● **What the exercise asks**
Locate the word "type" in the data below, then copy every line that holds it.

==== Source material

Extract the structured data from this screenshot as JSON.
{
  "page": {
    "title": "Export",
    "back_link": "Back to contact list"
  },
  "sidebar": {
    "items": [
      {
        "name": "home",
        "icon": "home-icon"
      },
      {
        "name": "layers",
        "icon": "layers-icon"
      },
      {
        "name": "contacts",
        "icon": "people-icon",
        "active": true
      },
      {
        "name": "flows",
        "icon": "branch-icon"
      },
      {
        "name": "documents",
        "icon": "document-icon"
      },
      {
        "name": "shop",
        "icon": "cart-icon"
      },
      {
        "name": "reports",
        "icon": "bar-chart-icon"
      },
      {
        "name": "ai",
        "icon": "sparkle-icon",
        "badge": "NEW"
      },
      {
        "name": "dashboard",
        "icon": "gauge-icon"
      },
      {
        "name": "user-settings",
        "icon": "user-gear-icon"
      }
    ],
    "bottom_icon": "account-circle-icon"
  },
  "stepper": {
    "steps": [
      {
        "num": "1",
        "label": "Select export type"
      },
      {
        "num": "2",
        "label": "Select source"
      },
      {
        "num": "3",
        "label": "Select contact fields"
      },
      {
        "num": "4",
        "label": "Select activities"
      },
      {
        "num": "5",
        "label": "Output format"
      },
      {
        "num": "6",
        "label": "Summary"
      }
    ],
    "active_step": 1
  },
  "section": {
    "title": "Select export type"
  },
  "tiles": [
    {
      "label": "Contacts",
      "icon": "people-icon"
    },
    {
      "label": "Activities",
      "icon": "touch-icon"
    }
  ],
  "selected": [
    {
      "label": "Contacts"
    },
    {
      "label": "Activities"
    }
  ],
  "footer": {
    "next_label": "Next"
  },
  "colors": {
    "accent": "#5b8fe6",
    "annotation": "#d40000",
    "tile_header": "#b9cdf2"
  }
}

========

● **Finished exercise**
        "label": "Select export type"
    "title": "Select export type"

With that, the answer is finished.